(Dataset entries)
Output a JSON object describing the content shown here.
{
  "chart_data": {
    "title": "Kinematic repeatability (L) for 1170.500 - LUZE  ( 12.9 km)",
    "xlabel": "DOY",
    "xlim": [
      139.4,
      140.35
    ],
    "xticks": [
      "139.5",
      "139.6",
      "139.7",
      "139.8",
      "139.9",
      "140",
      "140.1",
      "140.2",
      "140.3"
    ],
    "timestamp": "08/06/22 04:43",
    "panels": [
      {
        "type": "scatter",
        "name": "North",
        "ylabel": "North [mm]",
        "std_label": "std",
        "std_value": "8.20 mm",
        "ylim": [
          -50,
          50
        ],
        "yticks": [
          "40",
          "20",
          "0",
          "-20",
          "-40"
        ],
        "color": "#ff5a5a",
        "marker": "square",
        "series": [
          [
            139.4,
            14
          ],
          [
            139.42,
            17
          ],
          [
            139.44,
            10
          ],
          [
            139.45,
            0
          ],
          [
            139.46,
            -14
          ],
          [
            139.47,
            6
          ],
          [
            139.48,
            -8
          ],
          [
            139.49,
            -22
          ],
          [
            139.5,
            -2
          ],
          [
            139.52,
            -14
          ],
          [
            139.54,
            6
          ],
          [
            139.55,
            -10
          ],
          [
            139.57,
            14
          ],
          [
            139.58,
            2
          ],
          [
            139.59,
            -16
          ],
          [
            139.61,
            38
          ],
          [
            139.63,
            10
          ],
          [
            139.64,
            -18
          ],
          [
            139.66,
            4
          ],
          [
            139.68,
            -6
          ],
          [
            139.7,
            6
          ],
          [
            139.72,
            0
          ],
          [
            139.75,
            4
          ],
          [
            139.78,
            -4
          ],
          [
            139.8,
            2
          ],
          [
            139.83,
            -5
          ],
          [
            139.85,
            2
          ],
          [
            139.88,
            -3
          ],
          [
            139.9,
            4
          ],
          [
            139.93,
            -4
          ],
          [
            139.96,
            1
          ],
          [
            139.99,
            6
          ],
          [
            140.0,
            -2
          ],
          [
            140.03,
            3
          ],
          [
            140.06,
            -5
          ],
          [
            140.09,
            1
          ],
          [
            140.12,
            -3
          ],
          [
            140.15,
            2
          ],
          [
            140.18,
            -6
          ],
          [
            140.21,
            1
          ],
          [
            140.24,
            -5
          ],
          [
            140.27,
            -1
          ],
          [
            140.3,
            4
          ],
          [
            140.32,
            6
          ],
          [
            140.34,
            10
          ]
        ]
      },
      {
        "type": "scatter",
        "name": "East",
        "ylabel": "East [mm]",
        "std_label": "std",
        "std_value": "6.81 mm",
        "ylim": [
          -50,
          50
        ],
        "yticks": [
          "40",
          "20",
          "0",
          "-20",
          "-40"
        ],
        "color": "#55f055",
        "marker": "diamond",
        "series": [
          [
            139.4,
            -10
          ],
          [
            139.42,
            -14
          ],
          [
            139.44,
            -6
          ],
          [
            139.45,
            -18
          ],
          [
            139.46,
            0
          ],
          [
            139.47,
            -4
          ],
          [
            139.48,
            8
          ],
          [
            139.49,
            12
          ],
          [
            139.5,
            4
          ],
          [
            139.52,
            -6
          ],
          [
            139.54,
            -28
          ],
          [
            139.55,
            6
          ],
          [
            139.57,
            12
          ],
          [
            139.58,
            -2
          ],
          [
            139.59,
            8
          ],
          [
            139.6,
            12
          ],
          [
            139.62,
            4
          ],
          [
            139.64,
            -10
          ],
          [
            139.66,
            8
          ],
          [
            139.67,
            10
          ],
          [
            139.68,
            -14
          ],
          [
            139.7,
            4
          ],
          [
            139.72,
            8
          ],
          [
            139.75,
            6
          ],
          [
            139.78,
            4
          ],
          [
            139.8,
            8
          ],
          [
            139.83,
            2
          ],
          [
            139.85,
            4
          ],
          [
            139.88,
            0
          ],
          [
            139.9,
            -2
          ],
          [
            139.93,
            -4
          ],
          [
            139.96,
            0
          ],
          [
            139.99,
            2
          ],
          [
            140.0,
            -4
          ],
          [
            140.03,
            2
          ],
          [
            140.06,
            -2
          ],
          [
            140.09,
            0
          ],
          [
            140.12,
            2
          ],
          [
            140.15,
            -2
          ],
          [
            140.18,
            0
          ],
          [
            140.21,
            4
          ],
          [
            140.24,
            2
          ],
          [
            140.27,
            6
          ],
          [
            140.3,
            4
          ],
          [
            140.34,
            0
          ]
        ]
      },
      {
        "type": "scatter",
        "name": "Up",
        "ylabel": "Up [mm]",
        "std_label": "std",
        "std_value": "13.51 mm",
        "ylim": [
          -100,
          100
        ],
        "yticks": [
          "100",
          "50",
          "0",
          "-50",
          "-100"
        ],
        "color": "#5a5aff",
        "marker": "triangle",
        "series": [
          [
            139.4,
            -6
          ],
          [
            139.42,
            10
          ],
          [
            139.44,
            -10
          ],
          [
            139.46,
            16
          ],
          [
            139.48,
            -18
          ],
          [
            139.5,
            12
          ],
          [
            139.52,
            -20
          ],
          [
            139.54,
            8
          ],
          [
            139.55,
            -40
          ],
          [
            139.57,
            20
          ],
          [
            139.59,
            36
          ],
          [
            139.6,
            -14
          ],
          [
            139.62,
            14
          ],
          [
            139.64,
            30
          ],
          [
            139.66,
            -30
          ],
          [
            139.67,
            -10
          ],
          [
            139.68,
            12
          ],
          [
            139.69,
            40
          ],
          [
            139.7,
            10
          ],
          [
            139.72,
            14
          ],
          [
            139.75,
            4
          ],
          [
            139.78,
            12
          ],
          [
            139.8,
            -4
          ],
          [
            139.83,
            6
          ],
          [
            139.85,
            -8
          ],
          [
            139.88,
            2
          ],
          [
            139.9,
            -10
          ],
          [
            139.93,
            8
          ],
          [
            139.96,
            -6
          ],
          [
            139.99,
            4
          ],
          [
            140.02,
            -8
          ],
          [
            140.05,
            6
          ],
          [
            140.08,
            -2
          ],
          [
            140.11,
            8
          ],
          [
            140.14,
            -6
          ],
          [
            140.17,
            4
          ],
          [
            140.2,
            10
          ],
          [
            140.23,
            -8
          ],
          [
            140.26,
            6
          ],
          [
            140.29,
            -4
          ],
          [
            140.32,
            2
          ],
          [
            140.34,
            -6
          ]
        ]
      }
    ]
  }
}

■ **What you will do**:
Emit the full listing verbatim.

■ **The output**:
Output a JSON object describing the content shown here.
{
  "chart_data": {
    "title": "Kinematic repeatability (L) for 1170.500 - LUZE  ( 12.9 km)",
    "xlabel": "DOY",
    "xlim": [
      139.4,
      140.35
    ],
    "xticks": [
      "139.5",
      "139.6",
      "139.7",
      "139.8",
      "139.9",
      "140",
      "140.1",
      "140.2",
      "140.3"
    ],
    "timestamp": "08/06/22 04:43",
    "panels": [
      {
        "type": "scatter",
        "name": "North",
        "ylabel": "North [mm]",
        "std_label": "std",
        "std_value": "8.20 mm",
        "ylim": [
          -50,
          50
        ],
        "yticks": [
          "40",
          "20",
          "0",
          "-20",
          "-40"
        ],
        "color": "#ff5a5a",
        "marker": "square",
        "series": [
          [
            139.4,
            14
          ],
          [
            139.42,
            17
          ],
          [
            139.44,
            10
          ],
          [
            139.45,
            0
          ],
          [
            139.46,
            -14
          ],
          [
            139.47,
            6
          ],
          [
            139.48,
            -8
          ],
          [
            139.49,
            -22
          ],
          [
            139.5,
            -2
          ],
          [
            139.52,
            -14
          ],
          [
            139.54,
            6
          ],
          [
            139.55,
            -10
          ],
          [
            139.57,
            14
          ],
          [
            139.58,
            2
          ],
          [
            139.59,
            -16
          ],
          [
            139.61,
            38
          ],
          [
            139.63,
            10
          ],
          [
            139.64,
            -18
          ],
          [
            139.66,
            4
          ],
          [
            139.68,
            -6
          ],
          [
            139.7,
            6
          ],
          [
            139.72,
            0
          ],
          [
            139.75,
            4
          ],
          [
            139.78,
            -4
          ],
          [
            139.8,
            2
          ],
          [
            139.83,
            -5
          ],
          [
            139.85,
            2
          ],
          [
            139.88,
            -3
          ],
          [
            139.9,
            4
          ],
          [
            139.93,
            -4
          ],
          [
            139.96,
            1
          ],
          [
            139.99,
            6
          ],
          [
            140.0,
            -2
          ],
          [
            140.03,
            3
          ],
          [
            140.06,
            -5
          ],
          [
            140.09,
            1
          ],
          [
            140.12,
            -3
          ],
          [
            140.15,
            2
          ],
          [
            140.18,
            -6
          ],
          [
            140.21,
            1
          ],
          [
            140.24,
            -5
          ],
          [
            140.27,
            -1
          ],
          [
            140.3,
            4
          ],
          [
            140.32,
            6
          ],
          [
            140.34,
            10
          ]
        ]
      },
      {
        "type": "scatter",
        "name": "East",
        "ylabel": "East [mm]",
        "std_label": "std",
        "std_value": "6.81 mm",
        "ylim": [
          -50,
          50
        ],
        "yticks": [
          "40",
          "20",
          "0",
          "-20",
          "-40"
        ],
        "color": "#55f055",
        "marker": "diamond",
        "series": [
          [
            139.4,
            -10
          ],
          [
            139.42,
            -14
          ],
          [
            139.44,
            -6
          ],
          [
            139.45,
            -18
          ],
          [
            139.46,
            0
          ],
          [
            139.47,
            -4
          ],
          [
            139.48,
            8
          ],
          [
            139.49,
            12
          ],
          [
            139.5,
            4
          ],
          [
            139.52,
            -6
          ],
          [
            139.54,
            -28
          ],
          [
            139.55,
            6
          ],
          [
            139.57,
            12
          ],
          [
            139.58,
            -2
          ],
          [
            139.59,
            8
          ],
          [
            139.6,
            12
          ],
          [
            139.62,
            4
          ],
          [
            139.64,
            -10
          ],
          [
            139.66,
            8
          ],
          [
            139.67,
            10
          ],
          [
            139.68,
            -14
          ],
          [
            139.7,
            4
          ],
          [
            139.72,
            8
          ],
          [
            139.75,
            6
          ],
          [
            139.78,
            4
          ],
          [
            139.8,
            8
          ],
          [
            139.83,
            2
          ],
          [
            139.85,
            4
          ],
          [
            139.88,
            0
          ],
          [
            139.9,
            -2
          ],
          [
            139.93,
            -4
          ],
          [
            139.96,
            0
          ],
          [
            139.99,
            2
          ],
          [
            140.0,
            -4
          ],
          [
            140.03,
            2
          ],
          [
            140.06,
            -2
          ],
          [
            140.09,
            0
          ],
          [
            140.12,
            2
          ],
          [
            140.15,
            -2
          ],
          [
            140.18,
            0
          ],
          [
            140.21,
            4
          ],
          [
            140.24,
            2
          ],
          [
            140.27,
            6
          ],
          [
            140.3,
            4
          ],
          [
            140.34,
            0
          ]
        ]
      },
      {
        "type": "scatter",
        "name": "Up",
        "ylabel": "Up [mm]",
        "std_label": "std",
        "std_value": "13.51 mm",
        "ylim": [
          -100,
          100
        ],
        "yticks": [
          "100",
          "50",
          "0",
          "-50",
          "-100"
        ],
        "color": "#5a5aff",
        "marker": "triangle",
        "series": [
          [
            139.4,
            -6
          ],
          [
            139.42,
            10
          ],
          [
            139.44,
            -10
          ],
          [
            139.46,
            16
          ],
          [
            139.48,
            -18
          ],
          [
            139.5,
            12
          ],
          [
            139.52,
            -20
          ],
          [
            139.54,
            8
          ],
          [
            139.55,
            -40
          ],
          [
            139.57,
            20
          ],
          [
            139.59,
            36
          ],
          [
            139.6,
            -14
          ],
          [
            139.62,
            14
          ],
          [
            139.64,
            30
          ],
          [
            139.66,
            -30
          ],
          [
            139.67,
            -10
          ],
          [
            139.68,
            12
          ],
          [
            139.69,
            40
          ],
          [
            139.7,
            10
          ],
          [
            139.72,
            14
          ],
          [
            139.75,
            4
          ],
          [
            139.78,
            12
          ],
          [
            139.8,
            -4
          ],
          [
            139.83,
            6
          ],
          [
            139.85,
            -8
          ],
          [
            139.88,
            2
          ],
          [
            139.9,
            -10
          ],
          [
            139.93,
            8
          ],
          [
            139.96,
            -6
          ],
          [
            139.99,
            4
          ],
          [
            140.02,
            -8
          ],
          [
            140.05,
            6
          ],
          [
            140.08,
            -2
          ],
          [
            140.11,
            8
          ],
          [
            140.14,
            -6
          ],
          [
            140.17,
            4
          ],
          [
            140.2,
            10
          ],
          [
            140.23,
            -8
          ],
          [
            140.26,
            6
          ],
          [
            140.29,
            -4
          ],
          [
            140.32,
            2
          ],
          [
            140.34,
            -6
          ]
        ]
      }
    ]
  }
}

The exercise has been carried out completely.